#### [SHORT EXERCISE]
Leaving out the pictures, retype all the material exactly.

#### [DATASET RECORDS]
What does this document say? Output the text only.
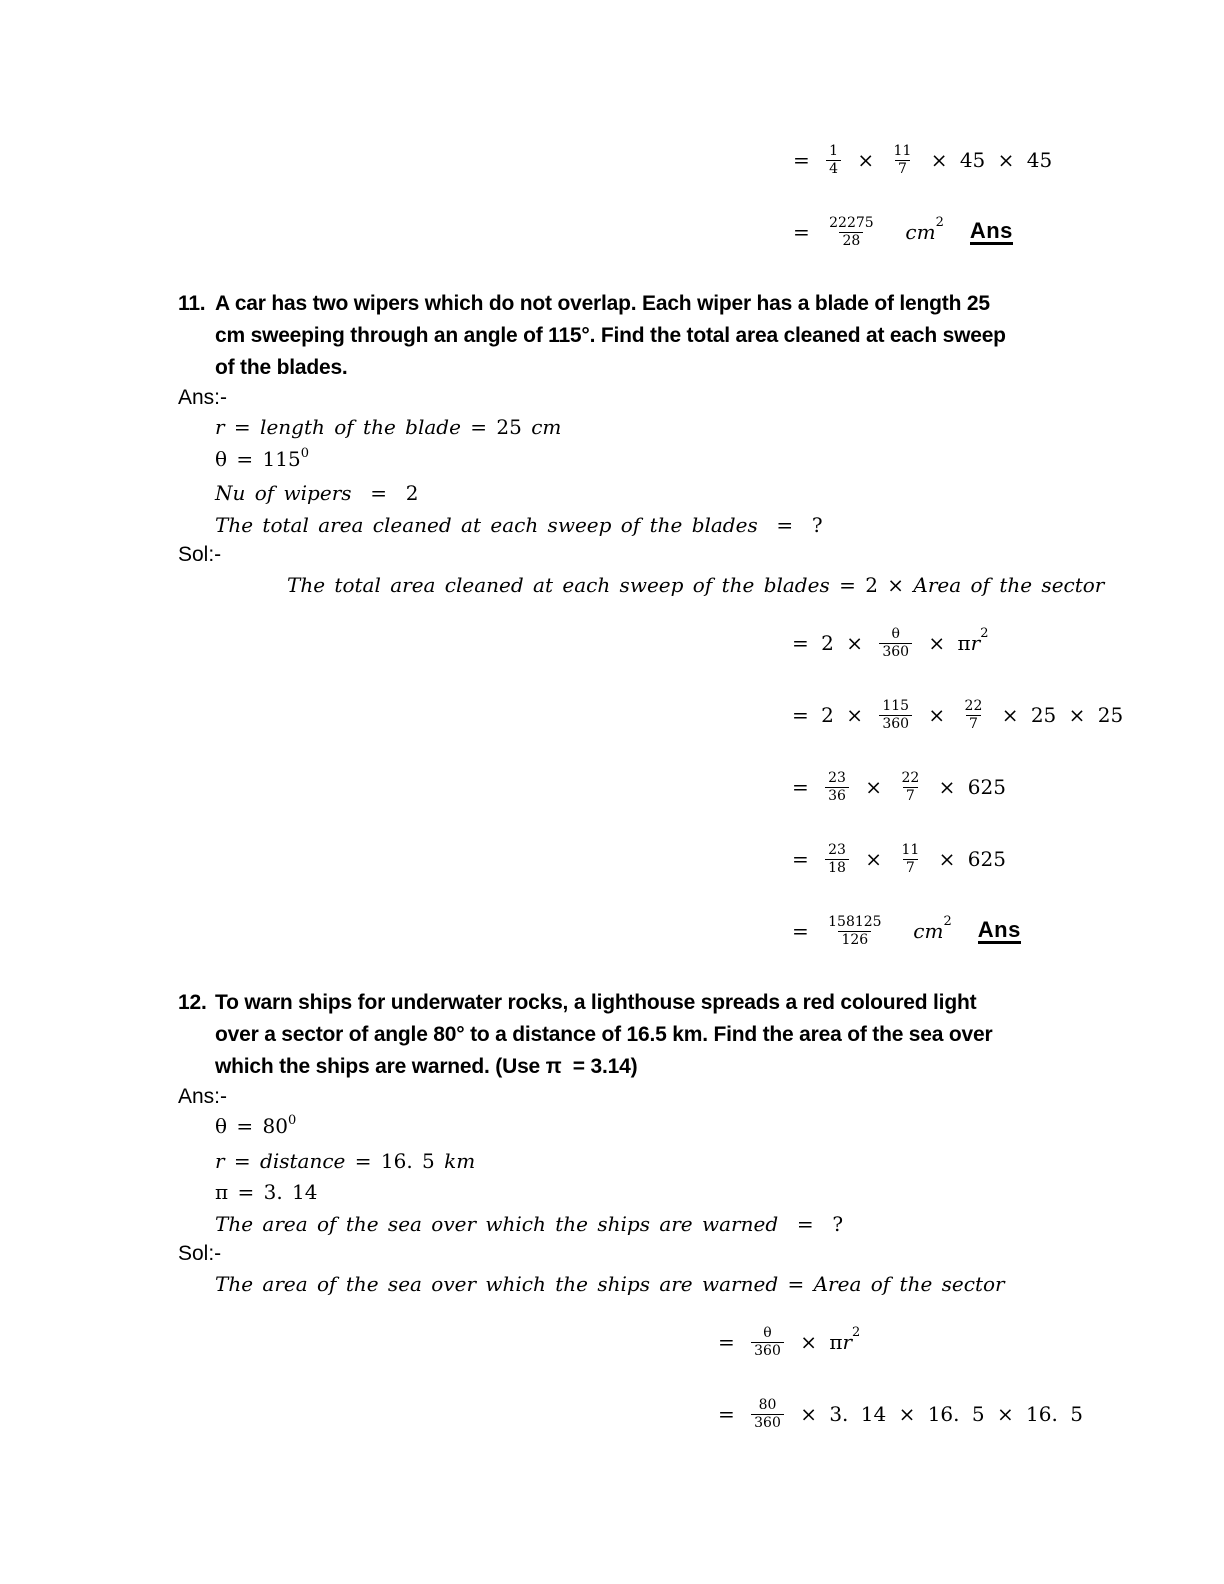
= $\frac{1}{4} \times \frac{11}{7} \times 45 \times 45$
= $\frac{22275}{28}$
cm 2 Ans
11. A car has two wipers which do not overlap. Each wiper has a blade of length 25
cm sweeping through an angle of 115°. Find the total area cleaned at each sweep
of the blades.
Ans:-
r = length of the blade = 25 cm
$\theta = 115^0$
Nu of wipers  =  2
The total area cleaned at each sweep of the blades  =  ?
Sol:-
The total area cleaned at each sweep of the blades = 2 × Area of the sector
= $2 \times \frac{\theta}{360} \times \pi$ r 2
= $2 \times \frac{115}{360} \times \frac{22}{7} \times 25 \times 25$
= $\frac{23}{36} \times \frac{22}{7} \times 625$
= $\frac{23}{18} \times \frac{11}{7} \times 625$
= $\frac{158125}{126}$
cm 2 Ans
12. To warn ships for underwater rocks, a lighthouse spreads a red coloured light
over a sector of angle 80° to a distance of 16.5 km. Find the area of the sea over
which the ships are warned. (Use π  = 3.14)
Ans:-
$\theta = 80^0$
r = distance = 16. 5 km
π = 3. 14
The area of the sea over which the ships are warned  =  ?
Sol:-
The area of the sea over which the ships are warned = Area of the sector
= $\frac{\theta}{360} \times \pi$ r 2
= $\frac{80}{360} \times 3$. 14 × 16. 5 × 16. 5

#### [COMPLETED EXERCISE]
What does this document say? Output the text only.
= $\frac{1}{4} \times \frac{11}{7} \times 45 \times 45$
= $\frac{22275}{28}$
cm 2 Ans
11. A car has two wipers which do not overlap. Each wiper has a blade of length 25
cm sweeping through an angle of 115°. Find the total area cleaned at each sweep
of the blades.
Ans:-
r = length of the blade = 25 cm
$\theta = 115^0$
Nu of wipers  =  2
The total area cleaned at each sweep of the blades  =  ?
Sol:-
The total area cleaned at each sweep of the blades = 2 × Area of the sector
= $2 \times \frac{\theta}{360} \times \pi$ r 2
= $2 \times \frac{115}{360} \times \frac{22}{7} \times 25 \times 25$
= $\frac{23}{36} \times \frac{22}{7} \times 625$
= $\frac{23}{18} \times \frac{11}{7} \times 625$
= $\frac{158125}{126}$
cm 2 Ans
12. To warn ships for underwater rocks, a lighthouse spreads a red coloured light
over a sector of angle 80° to a distance of 16.5 km. Find the area of the sea over
which the ships are warned. (Use π  = 3.14)
Ans:-
$\theta = 80^0$
r = distance = 16. 5 km
π = 3. 14
The area of the sea over which the ships are warned  =  ?
Sol:-
The area of the sea over which the ships are warned = Area of the sector
= $\frac{\theta}{360} \times \pi$ r 2
= $\frac{80}{360} \times 3$. 14 × 16. 5 × 16. 5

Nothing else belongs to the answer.